### Written request
Write the records out again exactly, leaving no images in.

Dataset entries
--- start ---

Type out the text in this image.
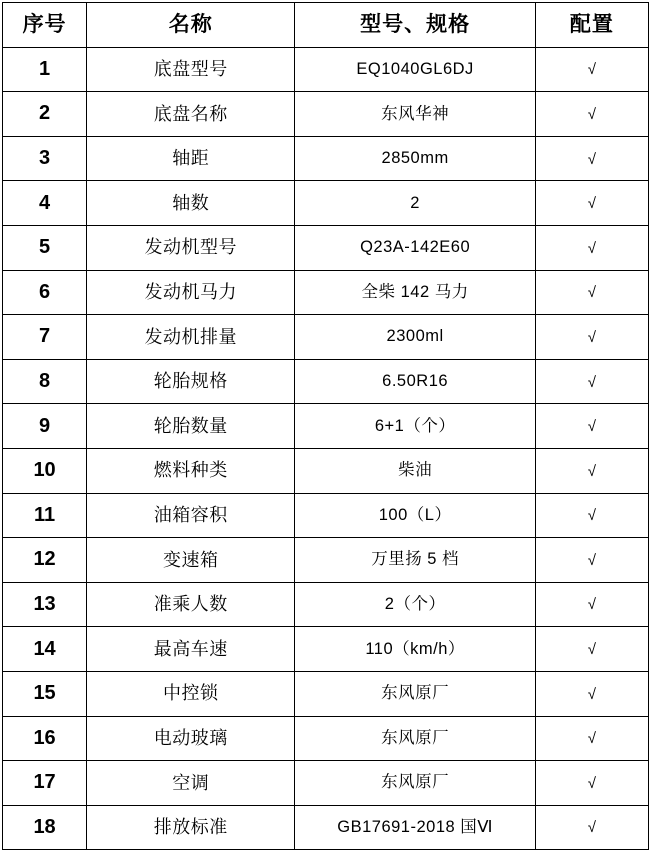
序号	名称	型号、规格	配置
1	底盘型号	EQ1040GL6DJ	√
2	底盘名称	东风华神	√
3	轴距	2850mm	√
4	轴数	2	√
5	发动机型号	Q23A-142E60	√
6	发动机马力	全柴 142 马力	√
7	发动机排量	2300ml	√
8	轮胎规格	6.50R16	√
9	轮胎数量	6+1（个）	√
10	燃料种类	柴油	√
11	油箱容积	100（L）	√
12	变速箱	万里扬 5 档	√
13	准乘人数	2（个）	√
14	最高车速	110（km/h）	√
15	中控锁	东风原厂	√
16	电动玻璃	东风原厂	√
17	空调	东风原厂	√
18	排放标准	GB17691-2018 国Ⅵ	√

--- end ---

### Task result
Type out the text in this image.
序号	名称	型号、规格	配置
1	底盘型号	EQ1040GL6DJ	√
2	底盘名称	东风华神	√
3	轴距	2850mm	√
4	轴数	2	√
5	发动机型号	Q23A-142E60	√
6	发动机马力	全柴 142 马力	√
7	发动机排量	2300ml	√
8	轮胎规格	6.50R16	√
9	轮胎数量	6+1（个）	√
10	燃料种类	柴油	√
11	油箱容积	100（L）	√
12	变速箱	万里扬 5 档	√
13	准乘人数	2（个）	√
14	最高车速	110（km/h）	√
15	中控锁	东风原厂	√
16	电动玻璃	东风原厂	√
17	空调	东风原厂	√
18	排放标准	GB17691-2018 国Ⅵ	√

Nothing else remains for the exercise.